### WHAT IS BEING ASKED
Transcribe each line of the material as it is, and drop any picture.
======== DATA SHOWN
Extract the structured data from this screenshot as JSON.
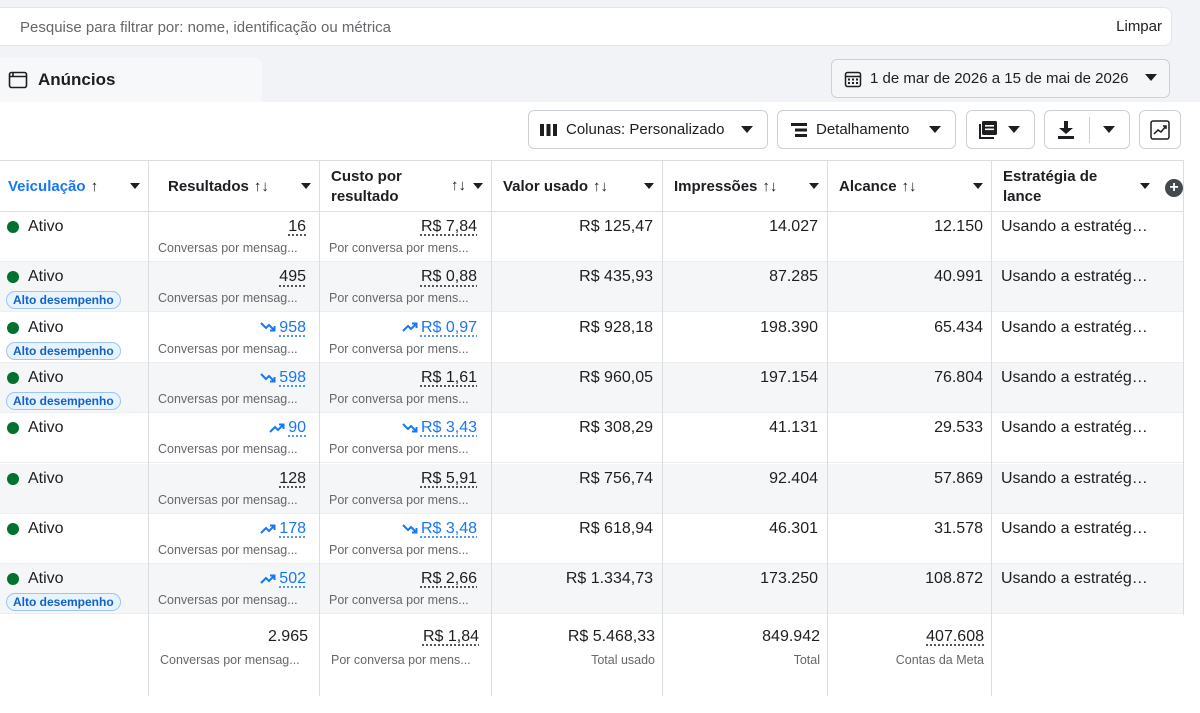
{
  "search": {
    "placeholder": "Pesquise para filtrar por: nome, identificação ou métrica",
    "value": "",
    "clear_label": "Limpar"
  },
  "tab": {
    "label": "Anúncios",
    "icon": "ads-panel-icon"
  },
  "date_range": {
    "label": "1 de mar de 2026 a 15 de mai de 2026",
    "icon": "calendar-icon"
  },
  "toolbar": {
    "columns_label": "Colunas: Personalizado",
    "breakdown_label": "Detalhamento",
    "reports_icon": "reports-icon",
    "export_icon": "download-icon",
    "chart_icon": "chart-trend-icon"
  },
  "headers": {
    "delivery": "Veiculação",
    "results": "Resultados",
    "cpr_line1": "Custo por",
    "cpr_line2": "resultado",
    "spent": "Valor usado",
    "impressions": "Impressões",
    "reach": "Alcance",
    "bid_line1": "Estratégia de",
    "bid_line2": "lance",
    "sort_up": "↑",
    "sort_both": "↑↓"
  },
  "rows": [
    {
      "status": "Ativo",
      "badge": "",
      "results": "16",
      "results_trend": "",
      "results_sub": "Conversas por mensag...",
      "cpr": "R$ 7,84",
      "cpr_trend": "",
      "cpr_sub": "Por conversa por mens...",
      "spent": "R$ 125,47",
      "impressions": "14.027",
      "reach": "12.150",
      "bid": "Usando a estratégia de lance"
    },
    {
      "status": "Ativo",
      "badge": "Alto desempenho",
      "results": "495",
      "results_trend": "",
      "results_sub": "Conversas por mensag...",
      "cpr": "R$ 0,88",
      "cpr_trend": "",
      "cpr_sub": "Por conversa por mens...",
      "spent": "R$ 435,93",
      "impressions": "87.285",
      "reach": "40.991",
      "bid": "Usando a estratégia de lance"
    },
    {
      "status": "Ativo",
      "badge": "Alto desempenho",
      "results": "958",
      "results_trend": "down",
      "results_sub": "Conversas por mensag...",
      "cpr": "R$ 0,97",
      "cpr_trend": "up",
      "cpr_sub": "Por conversa por mens...",
      "spent": "R$ 928,18",
      "impressions": "198.390",
      "reach": "65.434",
      "bid": "Usando a estratégia de lance"
    },
    {
      "status": "Ativo",
      "badge": "Alto desempenho",
      "results": "598",
      "results_trend": "down",
      "results_sub": "Conversas por mensag...",
      "cpr": "R$ 1,61",
      "cpr_trend": "",
      "cpr_sub": "Por conversa por mens...",
      "spent": "R$ 960,05",
      "impressions": "197.154",
      "reach": "76.804",
      "bid": "Usando a estratégia de lance"
    },
    {
      "status": "Ativo",
      "badge": "",
      "results": "90",
      "results_trend": "up",
      "results_sub": "Conversas por mensag...",
      "cpr": "R$ 3,43",
      "cpr_trend": "down",
      "cpr_sub": "Por conversa por mens...",
      "spent": "R$ 308,29",
      "impressions": "41.131",
      "reach": "29.533",
      "bid": "Usando a estratégia de lance"
    },
    {
      "status": "Ativo",
      "badge": "",
      "results": "128",
      "results_trend": "",
      "results_sub": "Conversas por mensag...",
      "cpr": "R$ 5,91",
      "cpr_trend": "",
      "cpr_sub": "Por conversa por mens...",
      "spent": "R$ 756,74",
      "impressions": "92.404",
      "reach": "57.869",
      "bid": "Usando a estratégia de lance"
    },
    {
      "status": "Ativo",
      "badge": "",
      "results": "178",
      "results_trend": "up",
      "results_sub": "Conversas por mensag...",
      "cpr": "R$ 3,48",
      "cpr_trend": "down",
      "cpr_sub": "Por conversa por mens...",
      "spent": "R$ 618,94",
      "impressions": "46.301",
      "reach": "31.578",
      "bid": "Usando a estratégia de lance"
    },
    {
      "status": "Ativo",
      "badge": "Alto desempenho",
      "results": "502",
      "results_trend": "up",
      "results_sub": "Conversas por mensag...",
      "cpr": "R$ 2,66",
      "cpr_trend": "",
      "cpr_sub": "Por conversa por mens...",
      "spent": "R$ 1.334,73",
      "impressions": "173.250",
      "reach": "108.872",
      "bid": "Usando a estratégia de lance"
    }
  ],
  "totals": {
    "results": "2.965",
    "results_sub": "Conversas por mensag...",
    "cpr": "R$ 1,84",
    "cpr_sub": "Por conversa por mens...",
    "spent": "R$ 5.468,33",
    "spent_sub": "Total usado",
    "impressions": "849.942",
    "impressions_sub": "Total",
    "reach": "407.608",
    "reach_sub": "Contas da Meta"
  },
  "colors": {
    "link_blue": "#1877f2",
    "active_green": "#00712f",
    "badge_blue": "#1261c4"
  }
}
================
### TASK ANSWER
Extract the structured data from this screenshot as JSON.
{
  "search": {
    "placeholder": "Pesquise para filtrar por: nome, identificação ou métrica",
    "value": "",
    "clear_label": "Limpar"
  },
  "tab": {
    "label": "Anúncios",
    "icon": "ads-panel-icon"
  },
  "date_range": {
    "label": "1 de mar de 2026 a 15 de mai de 2026",
    "icon": "calendar-icon"
  },
  "toolbar": {
    "columns_label": "Colunas: Personalizado",
    "breakdown_label": "Detalhamento",
    "reports_icon": "reports-icon",
    "export_icon": "download-icon",
    "chart_icon": "chart-trend-icon"
  },
  "headers": {
    "delivery": "Veiculação",
    "results": "Resultados",
    "cpr_line1": "Custo por",
    "cpr_line2": "resultado",
    "spent": "Valor usado",
    "impressions": "Impressões",
    "reach": "Alcance",
    "bid_line1": "Estratégia de",
    "bid_line2": "lance",
    "sort_up": "↑",
    "sort_both": "↑↓"
  },
  "rows": [
    {
      "status": "Ativo",
      "badge": "",
      "results": "16",
      "results_trend": "",
      "results_sub": "Conversas por mensag...",
      "cpr": "R$ 7,84",
      "cpr_trend": "",
      "cpr_sub": "Por conversa por mens...",
      "spent": "R$ 125,47",
      "impressions": "14.027",
      "reach": "12.150",
      "bid": "Usando a estratégia de lance"
    },
    {
      "status": "Ativo",
      "badge": "Alto desempenho",
      "results": "495",
      "results_trend": "",
      "results_sub": "Conversas por mensag...",
      "cpr": "R$ 0,88",
      "cpr_trend": "",
      "cpr_sub": "Por conversa por mens...",
      "spent": "R$ 435,93",
      "impressions": "87.285",
      "reach": "40.991",
      "bid": "Usando a estratégia de lance"
    },
    {
      "status": "Ativo",
      "badge": "Alto desempenho",
      "results": "958",
      "results_trend": "down",
      "results_sub": "Conversas por mensag...",
      "cpr": "R$ 0,97",
      "cpr_trend": "up",
      "cpr_sub": "Por conversa por mens...",
      "spent": "R$ 928,18",
      "impressions": "198.390",
      "reach": "65.434",
      "bid": "Usando a estratégia de lance"
    },
    {
      "status": "Ativo",
      "badge": "Alto desempenho",
      "results": "598",
      "results_trend": "down",
      "results_sub": "Conversas por mensag...",
      "cpr": "R$ 1,61",
      "cpr_trend": "",
      "cpr_sub": "Por conversa por mens...",
      "spent": "R$ 960,05",
      "impressions": "197.154",
      "reach": "76.804",
      "bid": "Usando a estratégia de lance"
    },
    {
      "status": "Ativo",
      "badge": "",
      "results": "90",
      "results_trend": "up",
      "results_sub": "Conversas por mensag...",
      "cpr": "R$ 3,43",
      "cpr_trend": "down",
      "cpr_sub": "Por conversa por mens...",
      "spent": "R$ 308,29",
      "impressions": "41.131",
      "reach": "29.533",
      "bid": "Usando a estratégia de lance"
    },
    {
      "status": "Ativo",
      "badge": "",
      "results": "128",
      "results_trend": "",
      "results_sub": "Conversas por mensag...",
      "cpr": "R$ 5,91",
      "cpr_trend": "",
      "cpr_sub": "Por conversa por mens...",
      "spent": "R$ 756,74",
      "impressions": "92.404",
      "reach": "57.869",
      "bid": "Usando a estratégia de lance"
    },
    {
      "status": "Ativo",
      "badge": "",
      "results": "178",
      "results_trend": "up",
      "results_sub": "Conversas por mensag...",
      "cpr": "R$ 3,48",
      "cpr_trend": "down",
      "cpr_sub": "Por conversa por mens...",
      "spent": "R$ 618,94",
      "impressions": "46.301",
      "reach": "31.578",
      "bid": "Usando a estratégia de lance"
    },
    {
      "status": "Ativo",
      "badge": "Alto desempenho",
      "results": "502",
      "results_trend": "up",
      "results_sub": "Conversas por mensag...",
      "cpr": "R$ 2,66",
      "cpr_trend": "",
      "cpr_sub": "Por conversa por mens...",
      "spent": "R$ 1.334,73",
      "impressions": "173.250",
      "reach": "108.872",
      "bid": "Usando a estratégia de lance"
    }
  ],
  "totals": {
    "results": "2.965",
    "results_sub": "Conversas por mensag...",
    "cpr": "R$ 1,84",
    "cpr_sub": "Por conversa por mens...",
    "spent": "R$ 5.468,33",
    "spent_sub": "Total usado",
    "impressions": "849.942",
    "impressions_sub": "Total",
    "reach": "407.608",
    "reach_sub": "Contas da Meta"
  },
  "colors": {
    "link_blue": "#1877f2",
    "active_green": "#00712f",
    "badge_blue": "#1261c4"
  }
}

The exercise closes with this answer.